# Data supplied
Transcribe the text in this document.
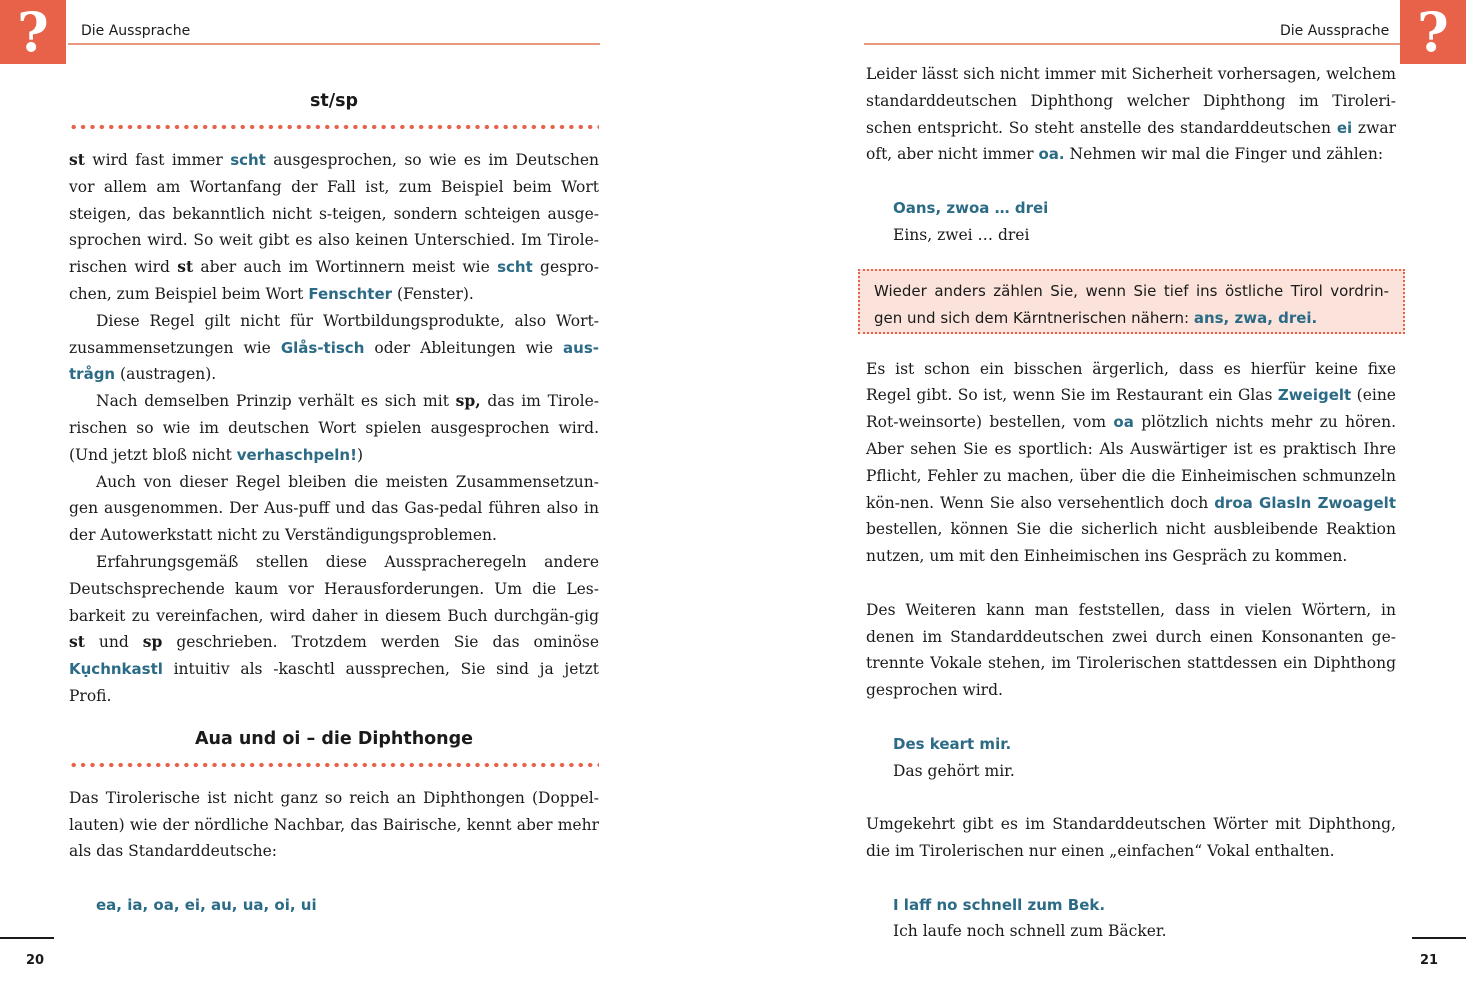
?	?
Die Aussprache	Die Aussprache
st/sp

st wird fast immer scht ausgesprochen, so wie es im Deutschen vor allem am Wortanfang der Fall ist, zum Beispiel beim Wort steigen, das bekanntlich nicht s-teigen, sondern schteigen ausge-sprochen wird. So weit gibt es also keinen Unterschied. Im Tirole-rischen wird st aber auch im Wortinnern meist wie scht gespro-chen, zum Beispiel beim Wort Fenschter (Fenster).

Diese Regel gilt nicht für Wortbildungsprodukte, also Wort-zusammensetzungen wie Glås-tisch oder Ableitungen wie aus-trågn (austragen).

Nach demselben Prinzip verhält es sich mit sp, das im Tirole-rischen so wie im deutschen Wort spielen ausgesprochen wird. (Und jetzt bloß nicht verhaschpeln!)

Auch von dieser Regel bleiben die meisten Zusammensetzun-gen ausgenommen. Der Aus-puff und das Gas-pedal führen also in der Autowerkstatt nicht zu Verständigungsproblemen.

Erfahrungsgemäß stellen diese Ausspracheregeln andere Deutschsprechende kaum vor Herausforderungen. Um die Les-barkeit zu vereinfachen, wird daher in diesem Buch durchgän-gig st und sp geschrieben. Trotzdem werden Sie das ominöse Kụchnkastl intuitiv als -kaschtl aussprechen, Sie sind ja jetzt Profi.

Aua und oi – die Diphthonge

Das Tirolerische ist nicht ganz so reich an Diphthongen (Doppel-lauten) wie der nördliche Nachbar, das Bairische, kennt aber mehr als das Standarddeutsche:

ea, ia, oa, ei, au, ua, oi, ui

Leider lässt sich nicht immer mit Sicherheit vorhersagen, welchem standarddeutschen Diphthong welcher Diphthong im Tiroleri-schen entspricht. So steht anstelle des standarddeutschen ei zwar oft, aber nicht immer oa. Nehmen wir mal die Finger und zählen:

Oans, zwoa … drei
Eins, zwei … drei

Es ist schon ein bisschen ärgerlich, dass es hierfür keine fixe Regel gibt. So ist, wenn Sie im Restaurant ein Glas Zweigelt (eine Rot-weinsorte) bestellen, vom oa plötzlich nichts mehr zu hören. Aber sehen Sie es sportlich: Als Auswärtiger ist es praktisch Ihre Pflicht, Fehler zu machen, über die die Einheimischen schmunzeln kön-nen. Wenn Sie also versehentlich doch droa Glasln Zwoagelt bestellen, können Sie die sicherlich nicht ausbleibende Reaktion nutzen, um mit den Einheimischen ins Gespräch zu kommen.

Des Weiteren kann man feststellen, dass in vielen Wörtern, in denen im Standarddeutschen zwei durch einen Konsonanten ge-trennte Vokale stehen, im Tirolerischen stattdessen ein Diphthong gesprochen wird.

Des keart mir.
Das gehört mir.

Umgekehrt gibt es im Standarddeutschen Wörter mit Diphthong, die im Tirolerischen nur einen „einfachen“ Vokal enthalten.

I laff no schnell zum Bek.
Ich laufe noch schnell zum Bäcker.
Wieder anders zählen Sie, wenn Sie tief ins östliche Tirol vordrin-gen und sich dem Kärntnerischen nähern: ans, zwa, drei.
20	21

# Task objective
Everything in the records above must be repeated exactly, except the pictures.

# Your response
Transcribe the text in this document.
?	?
Die Aussprache	Die Aussprache
st/sp

st wird fast immer scht ausgesprochen, so wie es im Deutschen vor allem am Wortanfang der Fall ist, zum Beispiel beim Wort steigen, das bekanntlich nicht s-teigen, sondern schteigen ausge-sprochen wird. So weit gibt es also keinen Unterschied. Im Tirole-rischen wird st aber auch im Wortinnern meist wie scht gespro-chen, zum Beispiel beim Wort Fenschter (Fenster).

Diese Regel gilt nicht für Wortbildungsprodukte, also Wort-zusammensetzungen wie Glås-tisch oder Ableitungen wie aus-trågn (austragen).

Nach demselben Prinzip verhält es sich mit sp, das im Tirole-rischen so wie im deutschen Wort spielen ausgesprochen wird. (Und jetzt bloß nicht verhaschpeln!)

Auch von dieser Regel bleiben die meisten Zusammensetzun-gen ausgenommen. Der Aus-puff und das Gas-pedal führen also in der Autowerkstatt nicht zu Verständigungsproblemen.

Erfahrungsgemäß stellen diese Ausspracheregeln andere Deutschsprechende kaum vor Herausforderungen. Um die Les-barkeit zu vereinfachen, wird daher in diesem Buch durchgän-gig st und sp geschrieben. Trotzdem werden Sie das ominöse Kụchnkastl intuitiv als -kaschtl aussprechen, Sie sind ja jetzt Profi.

Aua und oi – die Diphthonge

Das Tirolerische ist nicht ganz so reich an Diphthongen (Doppel-lauten) wie der nördliche Nachbar, das Bairische, kennt aber mehr als das Standarddeutsche:

ea, ia, oa, ei, au, ua, oi, ui

Leider lässt sich nicht immer mit Sicherheit vorhersagen, welchem standarddeutschen Diphthong welcher Diphthong im Tiroleri-schen entspricht. So steht anstelle des standarddeutschen ei zwar oft, aber nicht immer oa. Nehmen wir mal die Finger und zählen:

Oans, zwoa … drei
Eins, zwei … drei

Es ist schon ein bisschen ärgerlich, dass es hierfür keine fixe Regel gibt. So ist, wenn Sie im Restaurant ein Glas Zweigelt (eine Rot-weinsorte) bestellen, vom oa plötzlich nichts mehr zu hören. Aber sehen Sie es sportlich: Als Auswärtiger ist es praktisch Ihre Pflicht, Fehler zu machen, über die die Einheimischen schmunzeln kön-nen. Wenn Sie also versehentlich doch droa Glasln Zwoagelt bestellen, können Sie die sicherlich nicht ausbleibende Reaktion nutzen, um mit den Einheimischen ins Gespräch zu kommen.

Des Weiteren kann man feststellen, dass in vielen Wörtern, in denen im Standarddeutschen zwei durch einen Konsonanten ge-trennte Vokale stehen, im Tirolerischen stattdessen ein Diphthong gesprochen wird.

Des keart mir.
Das gehört mir.

Umgekehrt gibt es im Standarddeutschen Wörter mit Diphthong, die im Tirolerischen nur einen „einfachen“ Vokal enthalten.

I laff no schnell zum Bek.
Ich laufe noch schnell zum Bäcker.
Wieder anders zählen Sie, wenn Sie tief ins östliche Tirol vordrin-gen und sich dem Kärntnerischen nähern: ans, zwa, drei.
20	21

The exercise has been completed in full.